Stated goal ▸ Omit all images. Transcribe the rest of the material below exactly.

Dataset entries on figures ▸
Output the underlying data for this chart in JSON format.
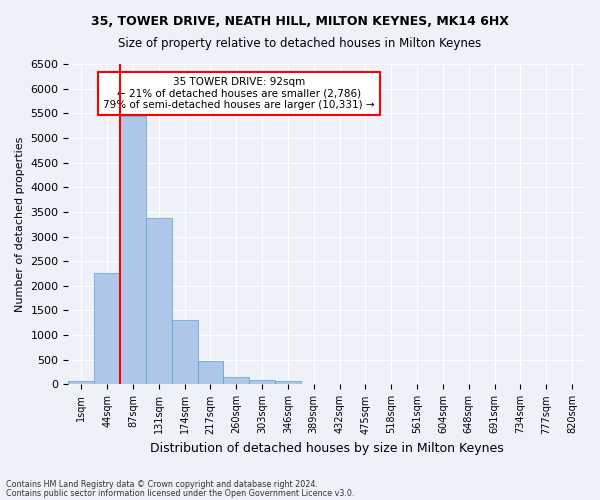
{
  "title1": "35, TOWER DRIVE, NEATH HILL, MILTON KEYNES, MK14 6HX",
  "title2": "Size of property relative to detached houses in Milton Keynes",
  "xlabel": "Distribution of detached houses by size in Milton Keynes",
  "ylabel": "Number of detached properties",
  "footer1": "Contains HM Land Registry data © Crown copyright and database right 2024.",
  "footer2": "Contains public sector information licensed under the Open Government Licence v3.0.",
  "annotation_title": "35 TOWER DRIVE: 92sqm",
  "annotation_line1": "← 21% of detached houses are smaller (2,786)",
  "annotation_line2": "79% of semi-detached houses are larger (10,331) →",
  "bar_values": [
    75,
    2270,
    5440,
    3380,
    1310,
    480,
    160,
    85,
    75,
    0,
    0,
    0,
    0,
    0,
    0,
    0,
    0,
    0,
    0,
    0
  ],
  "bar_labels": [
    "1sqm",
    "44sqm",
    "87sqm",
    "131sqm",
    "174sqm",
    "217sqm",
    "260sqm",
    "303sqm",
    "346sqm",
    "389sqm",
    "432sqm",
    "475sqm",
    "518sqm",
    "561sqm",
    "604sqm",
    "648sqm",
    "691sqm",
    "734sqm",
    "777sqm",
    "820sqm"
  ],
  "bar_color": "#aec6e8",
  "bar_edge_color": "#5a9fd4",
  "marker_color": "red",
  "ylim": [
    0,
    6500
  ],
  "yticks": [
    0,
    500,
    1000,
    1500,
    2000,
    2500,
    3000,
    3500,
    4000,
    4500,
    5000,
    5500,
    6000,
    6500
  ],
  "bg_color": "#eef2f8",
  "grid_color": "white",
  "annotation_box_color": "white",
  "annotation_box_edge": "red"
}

Answer for the task ▸
Output the underlying data for this chart in JSON format.
{
  "title1": "35, TOWER DRIVE, NEATH HILL, MILTON KEYNES, MK14 6HX",
  "title2": "Size of property relative to detached houses in Milton Keynes",
  "xlabel": "Distribution of detached houses by size in Milton Keynes",
  "ylabel": "Number of detached properties",
  "footer1": "Contains HM Land Registry data © Crown copyright and database right 2024.",
  "footer2": "Contains public sector information licensed under the Open Government Licence v3.0.",
  "annotation_title": "35 TOWER DRIVE: 92sqm",
  "annotation_line1": "← 21% of detached houses are smaller (2,786)",
  "annotation_line2": "79% of semi-detached houses are larger (10,331) →",
  "bar_values": [
    75,
    2270,
    5440,
    3380,
    1310,
    480,
    160,
    85,
    75,
    0,
    0,
    0,
    0,
    0,
    0,
    0,
    0,
    0,
    0,
    0
  ],
  "bar_labels": [
    "1sqm",
    "44sqm",
    "87sqm",
    "131sqm",
    "174sqm",
    "217sqm",
    "260sqm",
    "303sqm",
    "346sqm",
    "389sqm",
    "432sqm",
    "475sqm",
    "518sqm",
    "561sqm",
    "604sqm",
    "648sqm",
    "691sqm",
    "734sqm",
    "777sqm",
    "820sqm"
  ],
  "bar_color": "#aec6e8",
  "bar_edge_color": "#5a9fd4",
  "marker_color": "red",
  "ylim": [
    0,
    6500
  ],
  "yticks": [
    0,
    500,
    1000,
    1500,
    2000,
    2500,
    3000,
    3500,
    4000,
    4500,
    5000,
    5500,
    6000,
    6500
  ],
  "bg_color": "#eef2f8",
  "grid_color": "white",
  "annotation_box_color": "white",
  "annotation_box_edge": "red"
}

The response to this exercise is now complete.